**Data items:**
* * * * * * * * *

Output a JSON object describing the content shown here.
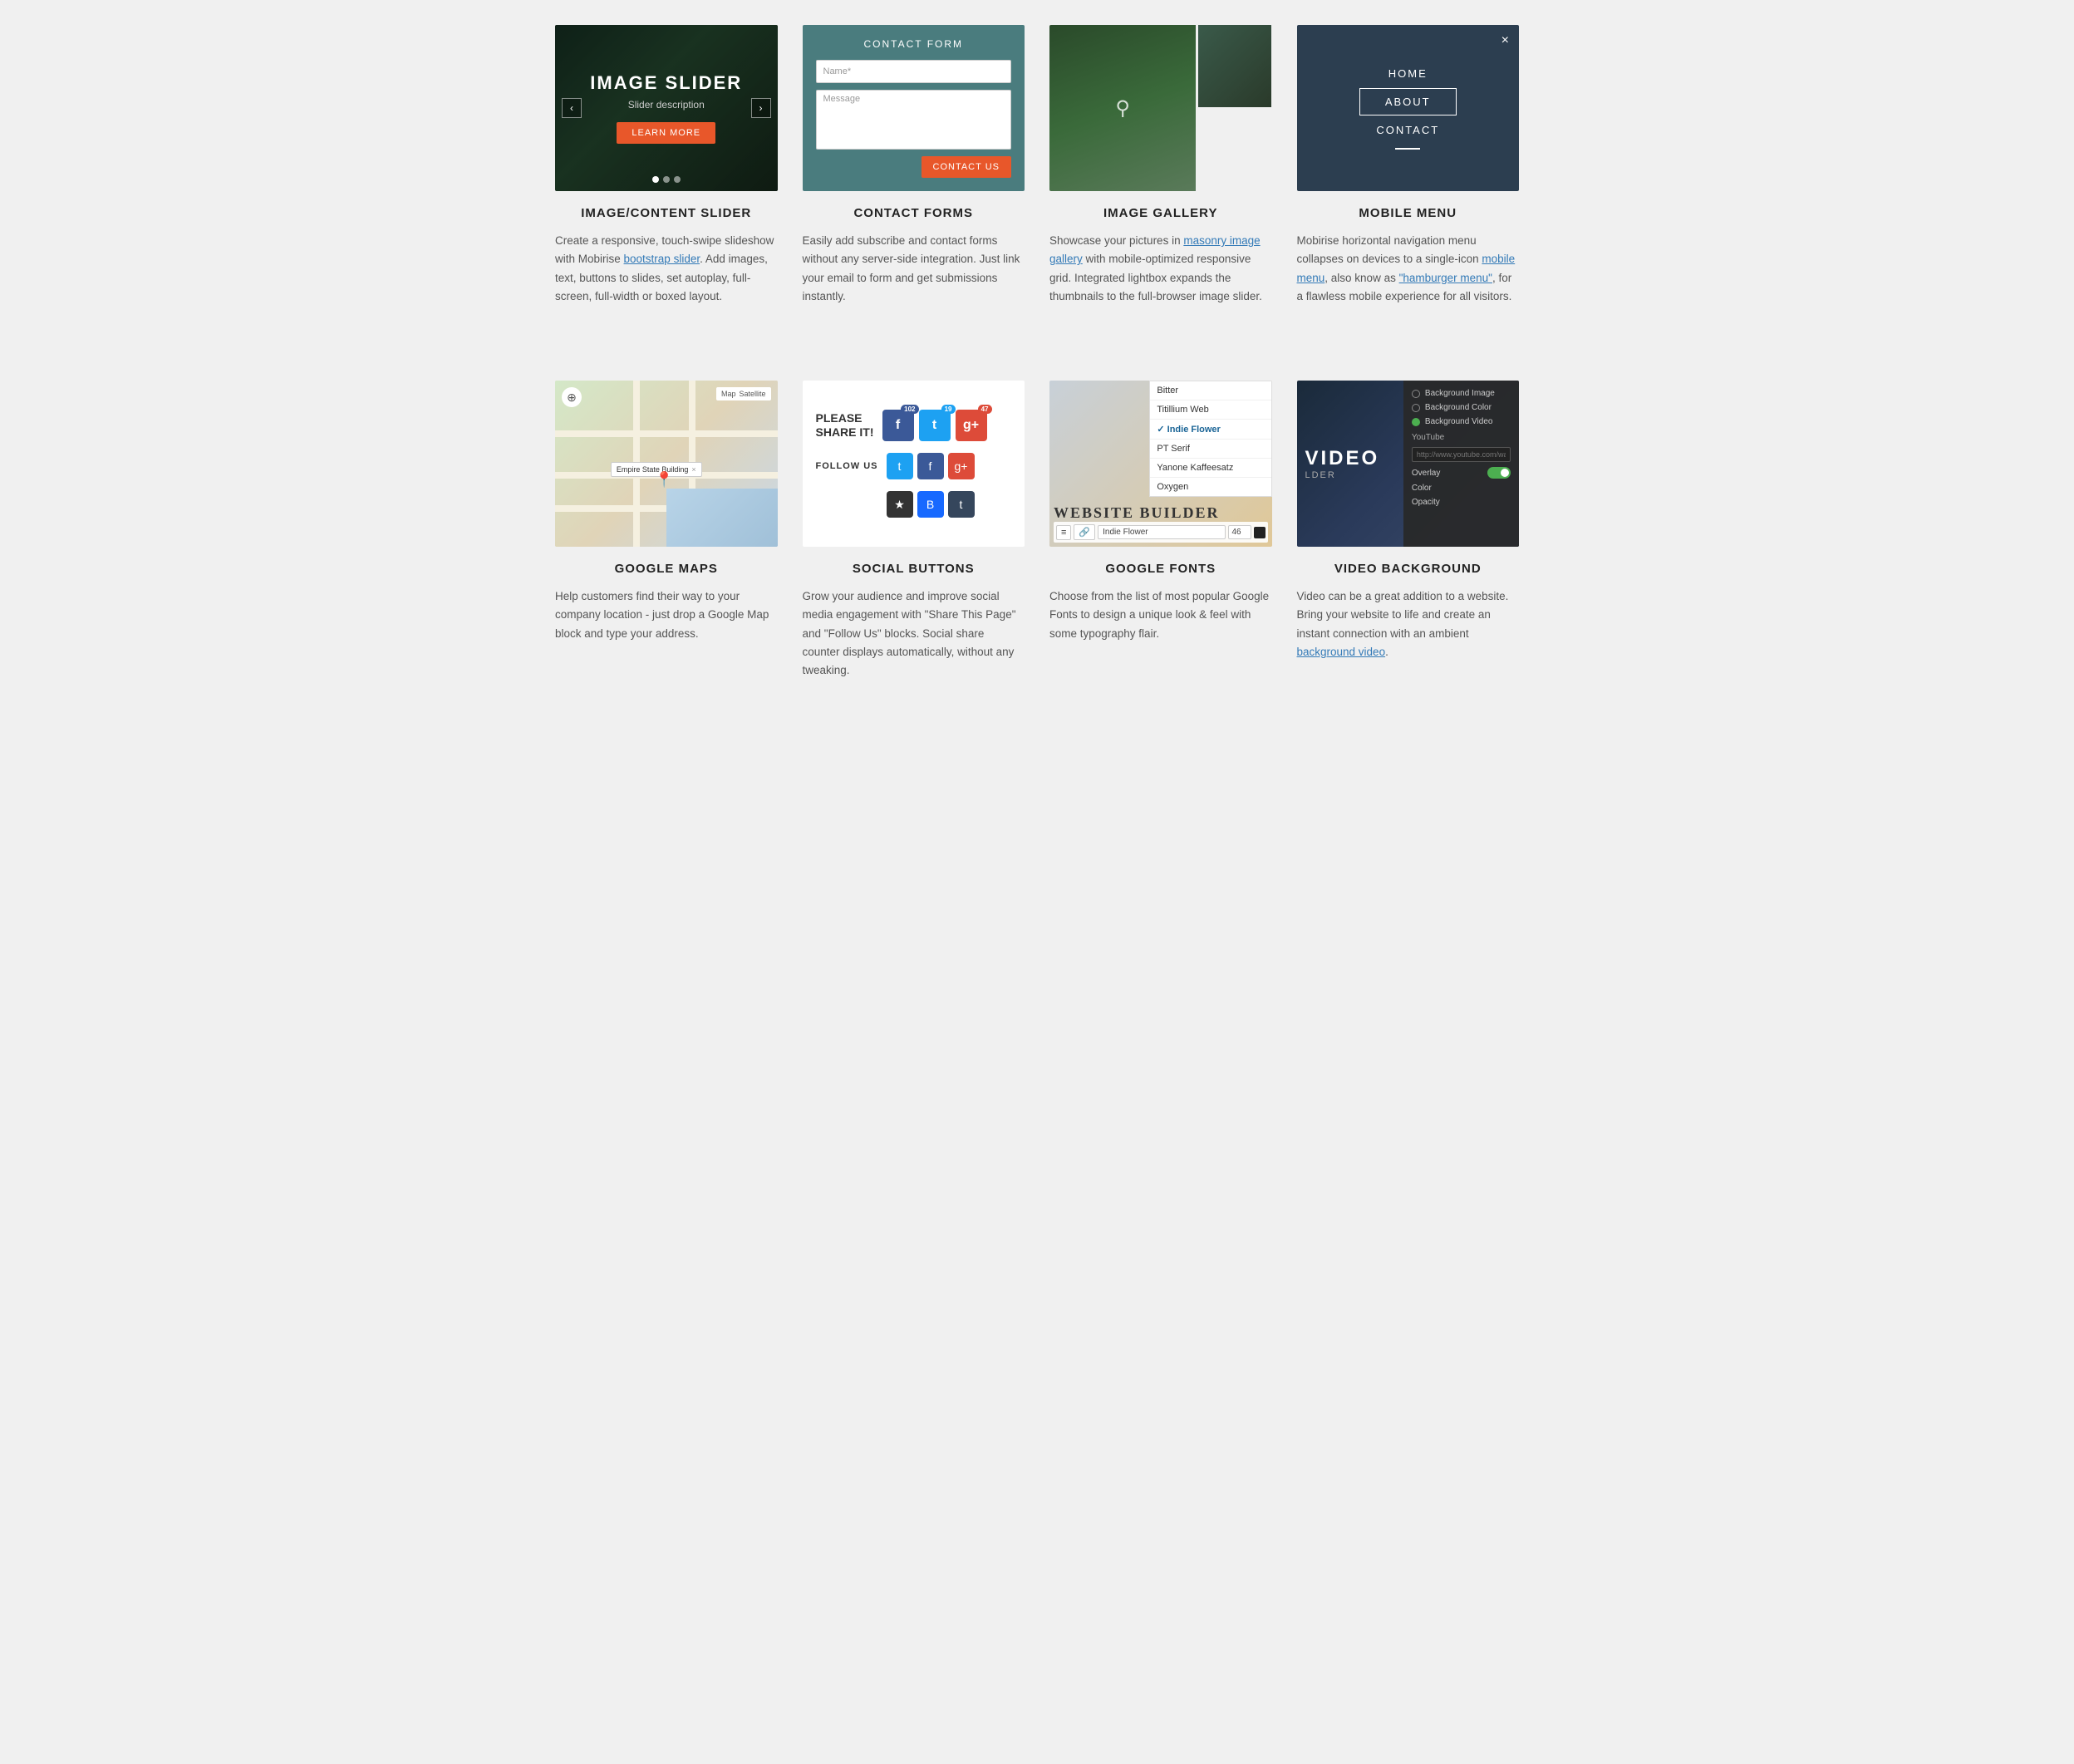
{
  "page": {
    "bg_color": "#f0f0f0"
  },
  "row1": [
    {
      "id": "image-slider",
      "title": "IMAGE/CONTENT SLIDER",
      "preview_type": "slider",
      "slider": {
        "heading": "IMAGE SLIDER",
        "description": "Slider description",
        "button": "LEARN MORE",
        "nav_left": "‹",
        "nav_right": "›",
        "dots": [
          true,
          false,
          false
        ]
      },
      "desc": "Create a responsive, touch-swipe slideshow with Mobirise ",
      "link1": "bootstrap slider",
      "desc2": ". Add images, text, buttons to slides, set autoplay, full-screen, full-width or boxed layout."
    },
    {
      "id": "contact-forms",
      "title": "CONTACT FORMS",
      "preview_type": "contact-form",
      "form": {
        "header": "CONTACT FORM",
        "name_placeholder": "Name*",
        "message_placeholder": "Message",
        "submit": "CONTACT US"
      },
      "desc": "Easily add subscribe and contact forms without any server-side integration. Just link your email to form and get submissions instantly."
    },
    {
      "id": "image-gallery",
      "title": "IMAGE GALLERY",
      "preview_type": "gallery",
      "desc": "Showcase your pictures in ",
      "link1": "masonry image gallery",
      "desc2": " with mobile-optimized responsive grid. Integrated lightbox expands the thumbnails to the full-browser image slider."
    },
    {
      "id": "mobile-menu",
      "title": "MOBILE MENU",
      "preview_type": "mobile-menu",
      "menu": {
        "home": "HOME",
        "about": "ABOUT",
        "contact": "CONTACT",
        "close": "×"
      },
      "desc": "Mobirise horizontal navigation menu collapses on devices to a single-icon ",
      "link1": "mobile menu",
      "desc2": ", also know as ",
      "link2": "\"hamburger menu\"",
      "desc3": ", for a flawless mobile experience for all visitors."
    }
  ],
  "row2": [
    {
      "id": "google-maps",
      "title": "GOOGLE MAPS",
      "preview_type": "maps",
      "map": {
        "label": "Empire State Building",
        "controls": [
          "Map",
          "Satellite"
        ]
      },
      "desc": "Help customers find their way to your company location - just drop a Google Map block and type your address."
    },
    {
      "id": "social-buttons",
      "title": "SOCIAL BUTTONS",
      "preview_type": "social",
      "social": {
        "share_text": "PLEASE\nSHARE IT!",
        "fb_count": "102",
        "tw_count": "19",
        "gp_count": "47",
        "follow_text": "FOLLOW US"
      },
      "desc": "Grow your audience and improve social media engagement with \"Share This Page\" and \"Follow Us\" blocks. Social share counter displays automatically, without any tweaking."
    },
    {
      "id": "google-fonts",
      "title": "GOOGLE FONTS",
      "preview_type": "fonts",
      "fonts": {
        "list": [
          "Bitter",
          "Titillium Web",
          "Indie Flower",
          "PT Serif",
          "Yanone Kaffeesatz",
          "Oxygen"
        ],
        "selected": "Indie Flower",
        "big_text": "WEBSITE BUILDER"
      },
      "desc": "Choose from the list of most popular Google Fonts to design a unique look & feel with some typography flair."
    },
    {
      "id": "video-background",
      "title": "VIDEO BACKGROUND",
      "preview_type": "video",
      "video": {
        "text": "VIDEO",
        "panel": {
          "bg_image": "Background Image",
          "bg_color": "Background Color",
          "bg_video": "Background Video",
          "youtube_label": "YouTube",
          "youtube_placeholder": "http://www.youtube.com/watch?",
          "overlay_label": "Overlay",
          "color_label": "Color",
          "opacity_label": "Opacity"
        }
      },
      "desc": "Video can be a great addition to a website. Bring your website to life and create an instant connection with an ambient ",
      "link1": "background video",
      "desc2": "."
    }
  ]
}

* * * * * * * * *

List all lines from the entries that include the word "full".

      "desc2": ". Add images, text, buttons to slides, set autoplay, full-screen, full-width or boxed layout."
      "desc2": " with mobile-optimized responsive grid. Integrated lightbox expands the thumbnails to the full-browser image slider."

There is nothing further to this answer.